::: DOCUMENT EXTRACT
May 3: Growth Implications
In your editorial Sunday, April 27, concerning the mayor's race you expressed satisfaction at the direction Tyler has taken over the past dozen years.
You suggested either Barbara Bass or Laura Corbett would continue on essentially the same path and and this I am in complete agreement. Both those candidates are committed to the path of "growth and development" that is supported by the political and financial establishment in Smith County.
But I would like people to consider the full implications of the growth being promoted.
Consider the many stories carried in the Tyler Paper over the years in which various citizen groups asked government for relief from this or that development project only to be rebuffed. Whether it is a high rise hotel looking onto their back yards, a gigantic development scheme that will bring traffic and pollution to a formerly green space or the building of dangerous petroleum facilities in a residential area, the answer is always "we must have development."
When people wonder why traffic congestion has become unbearable, why tens of millions must be spent on a new jail or why people must be driven from their homes to accommodate yet more roads and highways, the answer is, in fact, "growth and development."
Growth certainly brings profit to some people. The real estate broker, the property developer, the banker and the land speculator have all enriched their bank accounts with proceeds earned through growth and development. I begrudge no one a fairly earned profit but ordinary people have fared considerably less well.
::::::
TASK REQUIREMENTS —
(1) Echo the letter on Tyler's growth word for word, starting at "May 3: Growth" and ending at "past dozen years.".
(2) In the letter on Tyler's growth, which two mayoral candidates does the writer say would continue on essentially the same path?
The material that comes next is drawn from a different source than the letter on Tyler's growth.
::: INFORMATION SUPPLIED
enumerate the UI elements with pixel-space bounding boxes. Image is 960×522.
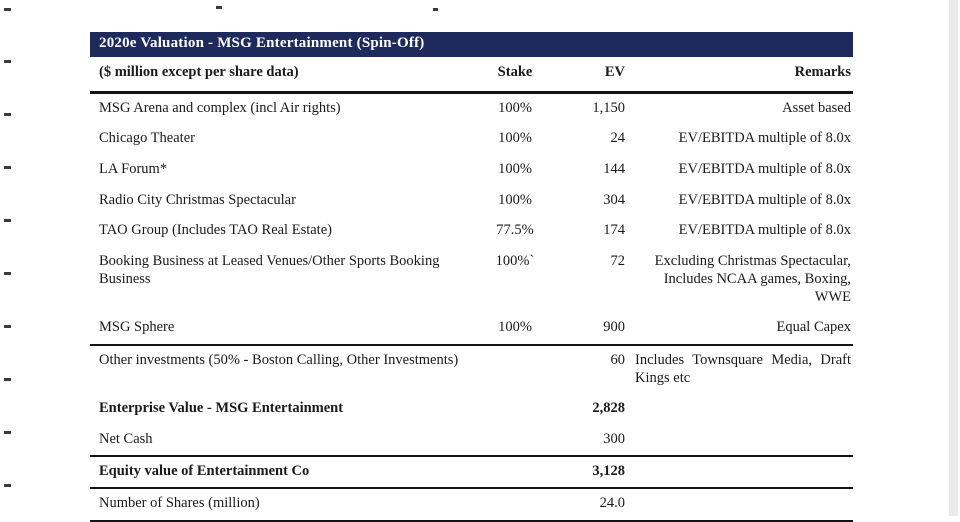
::::::
RESPONSES —
(1)
May 3: Growth Implications
In your editorial Sunday, April 27, concerning the mayor's race you expressed satisfaction at the direction Tyler has taken over the past dozen years.

(2) Barbara Bass and Laura Corbett.